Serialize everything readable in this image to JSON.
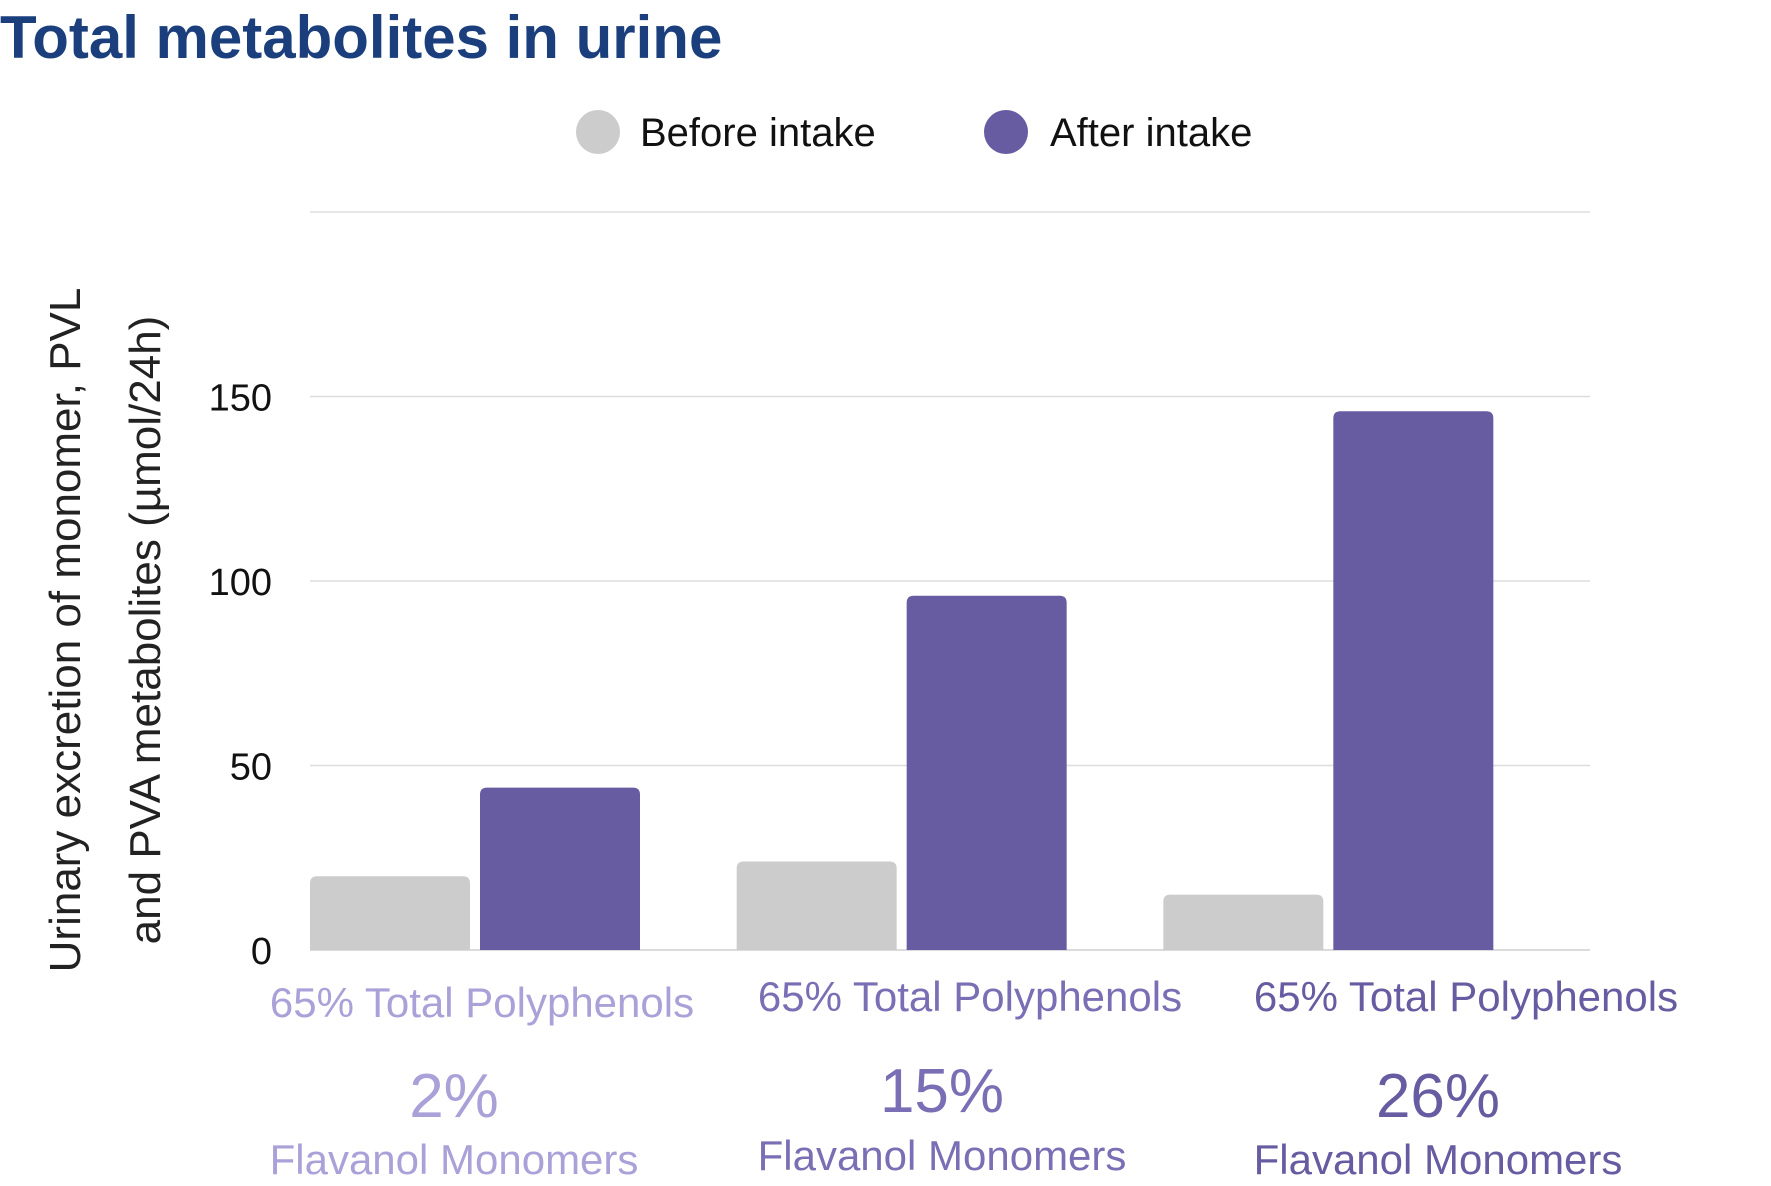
{
  "chart_data": {
    "type": "bar",
    "title": "Total metabolites in urine",
    "ylabel_lines": [
      "Urinary excretion of monomer, PVL",
      "and PVA metabolites (µmol/24h)"
    ],
    "xlabel": "",
    "ylim": [
      0,
      200
    ],
    "yticks": [
      0,
      50,
      100,
      150
    ],
    "grid": true,
    "legend_position": "top-center",
    "categories": [
      {
        "line1": "65% Total Polyphenols",
        "percent": "2%",
        "line3": "Flavanol Monomers"
      },
      {
        "line1": "65% Total Polyphenols",
        "percent": "15%",
        "line3": "Flavanol Monomers"
      },
      {
        "line1": "65% Total Polyphenols",
        "percent": "26%",
        "line3": "Flavanol Monomers"
      }
    ],
    "series": [
      {
        "name": "Before intake",
        "values": [
          20,
          24,
          15
        ]
      },
      {
        "name": "After intake",
        "values": [
          44,
          96,
          146
        ]
      }
    ]
  },
  "colors": {
    "title": "#1b3f7c",
    "before": "#cccccc",
    "after": "#675ba1",
    "label_light": "#aaa1d9",
    "label_mid": "#7a6fb5",
    "label_dark": "#675ba1",
    "grid": "#dddddd",
    "text": "#111111",
    "axis_label": "#222222"
  }
}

◆ **AIM**
Return each line from the material above exactly, but not the pictures.

◆ **OUTPUT FOR THIS EXERCISE**
Serialize everything readable in this image to JSON.
{
  "chart_data": {
    "type": "bar",
    "title": "Total metabolites in urine",
    "ylabel_lines": [
      "Urinary excretion of monomer, PVL",
      "and PVA metabolites (µmol/24h)"
    ],
    "xlabel": "",
    "ylim": [
      0,
      200
    ],
    "yticks": [
      0,
      50,
      100,
      150
    ],
    "grid": true,
    "legend_position": "top-center",
    "categories": [
      {
        "line1": "65% Total Polyphenols",
        "percent": "2%",
        "line3": "Flavanol Monomers"
      },
      {
        "line1": "65% Total Polyphenols",
        "percent": "15%",
        "line3": "Flavanol Monomers"
      },
      {
        "line1": "65% Total Polyphenols",
        "percent": "26%",
        "line3": "Flavanol Monomers"
      }
    ],
    "series": [
      {
        "name": "Before intake",
        "values": [
          20,
          24,
          15
        ]
      },
      {
        "name": "After intake",
        "values": [
          44,
          96,
          146
        ]
      }
    ]
  },
  "colors": {
    "title": "#1b3f7c",
    "before": "#cccccc",
    "after": "#675ba1",
    "label_light": "#aaa1d9",
    "label_mid": "#7a6fb5",
    "label_dark": "#675ba1",
    "grid": "#dddddd",
    "text": "#111111",
    "axis_label": "#222222"
  }
}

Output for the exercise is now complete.